- TO DO -
Exact repetition is required: output every record in full.

################

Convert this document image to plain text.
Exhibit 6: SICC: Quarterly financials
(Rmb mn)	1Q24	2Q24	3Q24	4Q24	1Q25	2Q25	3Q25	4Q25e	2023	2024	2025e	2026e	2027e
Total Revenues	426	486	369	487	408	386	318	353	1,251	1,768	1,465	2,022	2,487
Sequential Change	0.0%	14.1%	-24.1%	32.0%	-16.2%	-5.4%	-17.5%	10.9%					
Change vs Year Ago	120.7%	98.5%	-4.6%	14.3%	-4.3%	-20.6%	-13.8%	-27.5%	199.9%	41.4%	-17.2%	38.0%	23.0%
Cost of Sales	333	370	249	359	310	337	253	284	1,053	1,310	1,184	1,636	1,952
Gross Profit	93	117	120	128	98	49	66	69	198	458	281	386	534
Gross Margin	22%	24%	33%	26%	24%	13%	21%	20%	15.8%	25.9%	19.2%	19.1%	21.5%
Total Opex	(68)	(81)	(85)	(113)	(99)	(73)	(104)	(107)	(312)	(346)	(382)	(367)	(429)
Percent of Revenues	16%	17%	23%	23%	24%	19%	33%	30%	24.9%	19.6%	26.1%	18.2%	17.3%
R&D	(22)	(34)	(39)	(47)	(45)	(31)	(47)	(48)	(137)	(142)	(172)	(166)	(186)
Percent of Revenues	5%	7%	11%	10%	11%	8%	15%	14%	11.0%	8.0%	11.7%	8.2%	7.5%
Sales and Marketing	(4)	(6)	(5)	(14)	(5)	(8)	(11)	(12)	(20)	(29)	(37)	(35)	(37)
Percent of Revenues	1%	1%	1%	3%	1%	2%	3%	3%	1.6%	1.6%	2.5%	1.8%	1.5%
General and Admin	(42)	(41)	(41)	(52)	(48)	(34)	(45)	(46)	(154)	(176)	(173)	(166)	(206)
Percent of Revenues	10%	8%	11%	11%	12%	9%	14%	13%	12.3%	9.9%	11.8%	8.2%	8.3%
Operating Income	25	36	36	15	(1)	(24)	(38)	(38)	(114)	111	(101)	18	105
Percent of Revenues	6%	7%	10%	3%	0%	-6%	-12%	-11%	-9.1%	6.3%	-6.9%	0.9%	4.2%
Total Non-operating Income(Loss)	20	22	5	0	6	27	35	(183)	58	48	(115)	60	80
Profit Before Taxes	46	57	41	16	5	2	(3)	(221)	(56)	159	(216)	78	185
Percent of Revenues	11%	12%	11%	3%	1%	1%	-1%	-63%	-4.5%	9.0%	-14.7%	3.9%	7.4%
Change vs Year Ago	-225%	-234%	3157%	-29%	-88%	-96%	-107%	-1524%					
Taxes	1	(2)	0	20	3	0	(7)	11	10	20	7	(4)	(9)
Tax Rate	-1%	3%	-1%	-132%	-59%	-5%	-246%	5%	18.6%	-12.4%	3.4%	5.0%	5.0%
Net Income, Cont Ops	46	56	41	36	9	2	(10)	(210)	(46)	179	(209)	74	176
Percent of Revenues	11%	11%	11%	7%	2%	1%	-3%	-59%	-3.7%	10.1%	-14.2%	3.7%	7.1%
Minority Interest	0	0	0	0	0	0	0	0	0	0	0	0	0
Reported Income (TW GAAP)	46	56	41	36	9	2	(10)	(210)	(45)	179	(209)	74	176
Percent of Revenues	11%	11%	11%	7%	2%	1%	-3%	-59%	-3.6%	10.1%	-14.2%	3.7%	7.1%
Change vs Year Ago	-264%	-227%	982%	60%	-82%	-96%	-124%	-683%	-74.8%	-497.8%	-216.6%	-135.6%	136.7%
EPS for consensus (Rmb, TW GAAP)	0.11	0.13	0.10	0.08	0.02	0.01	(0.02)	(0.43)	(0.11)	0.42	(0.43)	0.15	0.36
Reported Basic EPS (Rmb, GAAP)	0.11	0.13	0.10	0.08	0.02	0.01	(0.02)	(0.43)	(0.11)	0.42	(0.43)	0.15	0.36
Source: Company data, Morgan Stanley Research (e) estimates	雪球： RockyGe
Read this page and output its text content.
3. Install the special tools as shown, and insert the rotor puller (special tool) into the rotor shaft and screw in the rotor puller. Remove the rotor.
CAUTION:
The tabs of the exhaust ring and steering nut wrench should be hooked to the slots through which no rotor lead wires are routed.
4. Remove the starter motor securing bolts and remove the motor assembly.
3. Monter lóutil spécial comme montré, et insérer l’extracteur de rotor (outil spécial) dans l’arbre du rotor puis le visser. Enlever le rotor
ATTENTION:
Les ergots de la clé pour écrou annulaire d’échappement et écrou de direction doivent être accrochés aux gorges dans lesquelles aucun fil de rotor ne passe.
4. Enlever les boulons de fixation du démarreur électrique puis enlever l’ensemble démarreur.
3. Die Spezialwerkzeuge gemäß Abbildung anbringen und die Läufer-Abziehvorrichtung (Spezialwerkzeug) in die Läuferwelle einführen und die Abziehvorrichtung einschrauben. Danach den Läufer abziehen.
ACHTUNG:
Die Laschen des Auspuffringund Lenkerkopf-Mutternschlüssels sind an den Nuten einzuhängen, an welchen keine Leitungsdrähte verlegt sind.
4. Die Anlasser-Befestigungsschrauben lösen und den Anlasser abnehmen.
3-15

################

- OUTPUT FOR THIS EXERCISE -
Convert this document image to plain text.
Exhibit 6: SICC: Quarterly financials
(Rmb mn)	1Q24	2Q24	3Q24	4Q24	1Q25	2Q25	3Q25	4Q25e	2023	2024	2025e	2026e	2027e
Total Revenues	426	486	369	487	408	386	318	353	1,251	1,768	1,465	2,022	2,487
Sequential Change	0.0%	14.1%	-24.1%	32.0%	-16.2%	-5.4%	-17.5%	10.9%					
Change vs Year Ago	120.7%	98.5%	-4.6%	14.3%	-4.3%	-20.6%	-13.8%	-27.5%	199.9%	41.4%	-17.2%	38.0%	23.0%
Cost of Sales	333	370	249	359	310	337	253	284	1,053	1,310	1,184	1,636	1,952
Gross Profit	93	117	120	128	98	49	66	69	198	458	281	386	534
Gross Margin	22%	24%	33%	26%	24%	13%	21%	20%	15.8%	25.9%	19.2%	19.1%	21.5%
Total Opex	(68)	(81)	(85)	(113)	(99)	(73)	(104)	(107)	(312)	(346)	(382)	(367)	(429)
Percent of Revenues	16%	17%	23%	23%	24%	19%	33%	30%	24.9%	19.6%	26.1%	18.2%	17.3%
R&D	(22)	(34)	(39)	(47)	(45)	(31)	(47)	(48)	(137)	(142)	(172)	(166)	(186)
Percent of Revenues	5%	7%	11%	10%	11%	8%	15%	14%	11.0%	8.0%	11.7%	8.2%	7.5%
Sales and Marketing	(4)	(6)	(5)	(14)	(5)	(8)	(11)	(12)	(20)	(29)	(37)	(35)	(37)
Percent of Revenues	1%	1%	1%	3%	1%	2%	3%	3%	1.6%	1.6%	2.5%	1.8%	1.5%
General and Admin	(42)	(41)	(41)	(52)	(48)	(34)	(45)	(46)	(154)	(176)	(173)	(166)	(206)
Percent of Revenues	10%	8%	11%	11%	12%	9%	14%	13%	12.3%	9.9%	11.8%	8.2%	8.3%
Operating Income	25	36	36	15	(1)	(24)	(38)	(38)	(114)	111	(101)	18	105
Percent of Revenues	6%	7%	10%	3%	0%	-6%	-12%	-11%	-9.1%	6.3%	-6.9%	0.9%	4.2%
Total Non-operating Income(Loss)	20	22	5	0	6	27	35	(183)	58	48	(115)	60	80
Profit Before Taxes	46	57	41	16	5	2	(3)	(221)	(56)	159	(216)	78	185
Percent of Revenues	11%	12%	11%	3%	1%	1%	-1%	-63%	-4.5%	9.0%	-14.7%	3.9%	7.4%
Change vs Year Ago	-225%	-234%	3157%	-29%	-88%	-96%	-107%	-1524%					
Taxes	1	(2)	0	20	3	0	(7)	11	10	20	7	(4)	(9)
Tax Rate	-1%	3%	-1%	-132%	-59%	-5%	-246%	5%	18.6%	-12.4%	3.4%	5.0%	5.0%
Net Income, Cont Ops	46	56	41	36	9	2	(10)	(210)	(46)	179	(209)	74	176
Percent of Revenues	11%	11%	11%	7%	2%	1%	-3%	-59%	-3.7%	10.1%	-14.2%	3.7%	7.1%
Minority Interest	0	0	0	0	0	0	0	0	0	0	0	0	0
Reported Income (TW GAAP)	46	56	41	36	9	2	(10)	(210)	(45)	179	(209)	74	176
Percent of Revenues	11%	11%	11%	7%	2%	1%	-3%	-59%	-3.6%	10.1%	-14.2%	3.7%	7.1%
Change vs Year Ago	-264%	-227%	982%	60%	-82%	-96%	-124%	-683%	-74.8%	-497.8%	-216.6%	-135.6%	136.7%
EPS for consensus (Rmb, TW GAAP)	0.11	0.13	0.10	0.08	0.02	0.01	(0.02)	(0.43)	(0.11)	0.42	(0.43)	0.15	0.36
Reported Basic EPS (Rmb, GAAP)	0.11	0.13	0.10	0.08	0.02	0.01	(0.02)	(0.43)	(0.11)	0.42	(0.43)	0.15	0.36
Source: Company data, Morgan Stanley Research (e) estimates	雪球： RockyGe
Read this page and output its text content.
3. Install the special tools as shown, and insert the rotor puller (special tool) into the rotor shaft and screw in the rotor puller. Remove the rotor.
CAUTION:
The tabs of the exhaust ring and steering nut wrench should be hooked to the slots through which no rotor lead wires are routed.
4. Remove the starter motor securing bolts and remove the motor assembly.
3. Monter lóutil spécial comme montré, et insérer l’extracteur de rotor (outil spécial) dans l’arbre du rotor puis le visser. Enlever le rotor
ATTENTION:
Les ergots de la clé pour écrou annulaire d’échappement et écrou de direction doivent être accrochés aux gorges dans lesquelles aucun fil de rotor ne passe.
4. Enlever les boulons de fixation du démarreur électrique puis enlever l’ensemble démarreur.
3. Die Spezialwerkzeuge gemäß Abbildung anbringen und die Läufer-Abziehvorrichtung (Spezialwerkzeug) in die Läuferwelle einführen und die Abziehvorrichtung einschrauben. Danach den Läufer abziehen.
ACHTUNG:
Die Laschen des Auspuffringund Lenkerkopf-Mutternschlüssels sind an den Nuten einzuhängen, an welchen keine Leitungsdrähte verlegt sind.
4. Die Anlasser-Befestigungsschrauben lösen und den Anlasser abnehmen.
3-15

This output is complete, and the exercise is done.